■ **Challenge**
Read the records below. Copy each line where the string "arrow" occurs.

■ **Provided material**
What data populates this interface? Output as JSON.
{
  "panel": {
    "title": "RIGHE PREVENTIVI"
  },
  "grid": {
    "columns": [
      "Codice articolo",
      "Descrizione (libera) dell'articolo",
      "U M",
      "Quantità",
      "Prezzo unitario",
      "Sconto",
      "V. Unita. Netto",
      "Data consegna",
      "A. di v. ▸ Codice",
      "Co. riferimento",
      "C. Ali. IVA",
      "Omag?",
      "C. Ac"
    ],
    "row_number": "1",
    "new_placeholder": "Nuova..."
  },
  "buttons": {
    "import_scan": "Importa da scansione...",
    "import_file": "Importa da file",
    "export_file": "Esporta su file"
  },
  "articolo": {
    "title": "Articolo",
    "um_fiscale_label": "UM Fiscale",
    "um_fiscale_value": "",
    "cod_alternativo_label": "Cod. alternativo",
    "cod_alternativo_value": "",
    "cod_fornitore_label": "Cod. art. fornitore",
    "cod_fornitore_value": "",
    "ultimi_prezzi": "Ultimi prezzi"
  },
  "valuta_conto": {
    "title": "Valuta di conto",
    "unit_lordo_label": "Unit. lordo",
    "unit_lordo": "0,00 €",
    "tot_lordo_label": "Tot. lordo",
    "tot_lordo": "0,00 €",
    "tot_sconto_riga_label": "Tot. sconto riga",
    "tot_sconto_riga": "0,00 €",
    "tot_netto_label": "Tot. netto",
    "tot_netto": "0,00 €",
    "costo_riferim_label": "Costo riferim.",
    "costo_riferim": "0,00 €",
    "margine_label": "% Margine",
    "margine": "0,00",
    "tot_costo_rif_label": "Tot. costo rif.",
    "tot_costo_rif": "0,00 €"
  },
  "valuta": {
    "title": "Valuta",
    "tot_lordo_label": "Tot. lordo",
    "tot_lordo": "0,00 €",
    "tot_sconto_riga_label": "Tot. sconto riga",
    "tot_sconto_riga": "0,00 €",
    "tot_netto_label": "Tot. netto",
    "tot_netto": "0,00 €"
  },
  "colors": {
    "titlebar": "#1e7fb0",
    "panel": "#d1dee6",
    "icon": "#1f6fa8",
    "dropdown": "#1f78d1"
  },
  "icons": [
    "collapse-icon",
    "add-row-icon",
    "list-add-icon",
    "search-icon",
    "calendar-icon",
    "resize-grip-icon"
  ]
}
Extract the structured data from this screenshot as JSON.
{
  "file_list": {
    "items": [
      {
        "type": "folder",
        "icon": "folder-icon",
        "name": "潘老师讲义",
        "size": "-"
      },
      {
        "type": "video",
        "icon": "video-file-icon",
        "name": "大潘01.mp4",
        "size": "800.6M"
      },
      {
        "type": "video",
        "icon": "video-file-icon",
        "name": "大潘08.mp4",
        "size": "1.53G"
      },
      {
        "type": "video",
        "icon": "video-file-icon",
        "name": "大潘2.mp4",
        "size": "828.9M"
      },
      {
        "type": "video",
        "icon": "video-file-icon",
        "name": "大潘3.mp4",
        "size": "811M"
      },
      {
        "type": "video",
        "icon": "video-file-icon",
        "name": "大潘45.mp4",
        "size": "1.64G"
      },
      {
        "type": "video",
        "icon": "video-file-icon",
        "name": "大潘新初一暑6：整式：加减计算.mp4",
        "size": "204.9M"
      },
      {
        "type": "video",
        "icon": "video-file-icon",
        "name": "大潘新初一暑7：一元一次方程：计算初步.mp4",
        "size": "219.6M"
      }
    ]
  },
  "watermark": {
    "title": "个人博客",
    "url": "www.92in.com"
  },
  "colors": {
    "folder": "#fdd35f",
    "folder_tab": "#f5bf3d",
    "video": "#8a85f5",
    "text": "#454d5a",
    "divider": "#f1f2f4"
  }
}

---

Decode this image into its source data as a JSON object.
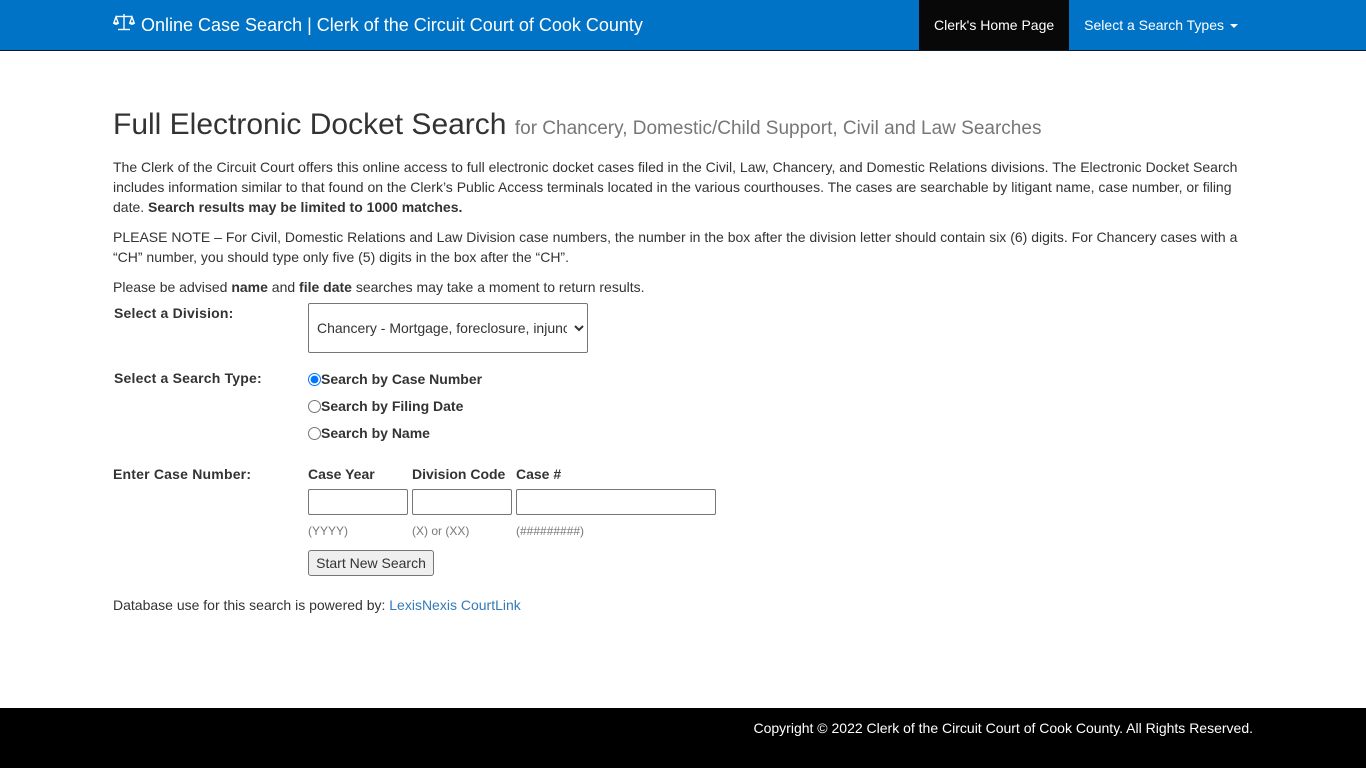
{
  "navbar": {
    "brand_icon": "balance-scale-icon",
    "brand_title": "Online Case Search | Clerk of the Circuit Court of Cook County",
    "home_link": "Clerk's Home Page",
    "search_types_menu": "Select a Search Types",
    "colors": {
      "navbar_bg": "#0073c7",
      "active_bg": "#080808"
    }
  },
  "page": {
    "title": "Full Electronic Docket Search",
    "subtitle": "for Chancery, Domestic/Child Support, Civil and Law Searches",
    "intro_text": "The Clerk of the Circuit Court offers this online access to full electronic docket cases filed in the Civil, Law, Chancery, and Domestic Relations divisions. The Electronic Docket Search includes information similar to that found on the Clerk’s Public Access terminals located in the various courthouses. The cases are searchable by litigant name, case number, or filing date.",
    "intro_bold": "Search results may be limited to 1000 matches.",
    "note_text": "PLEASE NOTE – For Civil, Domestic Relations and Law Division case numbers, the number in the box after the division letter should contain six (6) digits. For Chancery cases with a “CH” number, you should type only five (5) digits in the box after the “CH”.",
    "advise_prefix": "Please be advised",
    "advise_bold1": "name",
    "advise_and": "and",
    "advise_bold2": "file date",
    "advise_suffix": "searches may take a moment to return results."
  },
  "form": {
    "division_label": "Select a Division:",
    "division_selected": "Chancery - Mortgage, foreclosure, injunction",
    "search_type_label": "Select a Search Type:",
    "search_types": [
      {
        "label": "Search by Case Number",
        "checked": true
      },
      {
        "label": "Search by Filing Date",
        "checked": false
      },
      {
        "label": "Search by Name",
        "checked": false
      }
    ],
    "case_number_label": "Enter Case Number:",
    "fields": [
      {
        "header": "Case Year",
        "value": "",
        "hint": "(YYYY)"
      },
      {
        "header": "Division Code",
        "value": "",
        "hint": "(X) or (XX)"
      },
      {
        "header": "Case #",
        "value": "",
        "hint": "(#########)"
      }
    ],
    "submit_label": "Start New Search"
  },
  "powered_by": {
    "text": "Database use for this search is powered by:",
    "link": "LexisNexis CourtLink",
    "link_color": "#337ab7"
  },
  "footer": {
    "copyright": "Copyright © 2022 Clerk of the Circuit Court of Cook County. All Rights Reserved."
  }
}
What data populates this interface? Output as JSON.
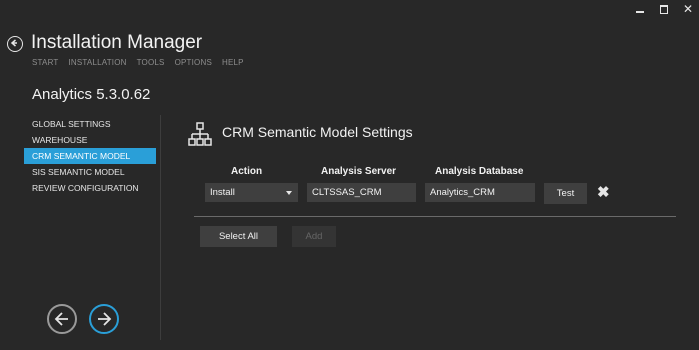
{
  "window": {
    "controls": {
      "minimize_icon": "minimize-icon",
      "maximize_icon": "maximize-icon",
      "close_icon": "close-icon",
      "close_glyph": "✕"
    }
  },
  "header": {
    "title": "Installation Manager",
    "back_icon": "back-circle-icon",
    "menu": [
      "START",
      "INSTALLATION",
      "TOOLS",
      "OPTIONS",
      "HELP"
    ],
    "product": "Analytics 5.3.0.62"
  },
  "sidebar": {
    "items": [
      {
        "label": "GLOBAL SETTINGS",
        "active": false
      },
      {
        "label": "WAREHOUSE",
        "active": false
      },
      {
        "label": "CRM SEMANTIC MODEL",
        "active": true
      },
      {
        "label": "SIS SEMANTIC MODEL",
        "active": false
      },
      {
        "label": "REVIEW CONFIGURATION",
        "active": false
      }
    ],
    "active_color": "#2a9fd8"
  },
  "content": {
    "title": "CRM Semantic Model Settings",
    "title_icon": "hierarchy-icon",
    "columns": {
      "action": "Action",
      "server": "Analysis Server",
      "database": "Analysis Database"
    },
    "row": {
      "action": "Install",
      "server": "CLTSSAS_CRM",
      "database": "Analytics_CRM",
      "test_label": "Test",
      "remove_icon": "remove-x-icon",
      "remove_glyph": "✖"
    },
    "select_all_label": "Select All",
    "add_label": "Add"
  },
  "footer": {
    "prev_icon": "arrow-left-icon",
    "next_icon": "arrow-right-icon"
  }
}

■ **Solved exercise**
    "prev_icon": "arrow-left-icon",
    "next_icon": "arrow-right-icon"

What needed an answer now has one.